Records:
"""

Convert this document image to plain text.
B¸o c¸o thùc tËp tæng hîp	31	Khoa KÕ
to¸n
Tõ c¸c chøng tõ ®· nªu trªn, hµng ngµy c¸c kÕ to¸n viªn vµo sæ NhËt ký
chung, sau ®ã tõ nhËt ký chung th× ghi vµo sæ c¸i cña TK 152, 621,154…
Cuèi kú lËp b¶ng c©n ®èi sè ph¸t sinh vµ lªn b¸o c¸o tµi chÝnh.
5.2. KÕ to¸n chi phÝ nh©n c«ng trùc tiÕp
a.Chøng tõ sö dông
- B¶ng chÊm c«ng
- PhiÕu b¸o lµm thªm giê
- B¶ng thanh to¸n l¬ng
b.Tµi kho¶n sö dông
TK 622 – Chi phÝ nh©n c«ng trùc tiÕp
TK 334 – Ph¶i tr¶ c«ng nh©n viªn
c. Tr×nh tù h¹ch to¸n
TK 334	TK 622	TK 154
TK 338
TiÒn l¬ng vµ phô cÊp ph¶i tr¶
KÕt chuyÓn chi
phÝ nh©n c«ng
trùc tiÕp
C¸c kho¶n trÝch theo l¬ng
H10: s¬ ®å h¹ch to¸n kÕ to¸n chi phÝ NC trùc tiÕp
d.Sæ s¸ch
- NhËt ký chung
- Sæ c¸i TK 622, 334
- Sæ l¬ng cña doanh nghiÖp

"""

DIRECTION
Of the lines above, how many contain the word "tiÕp"? Provide the number and nothing else.

WORKED SOLUTION
4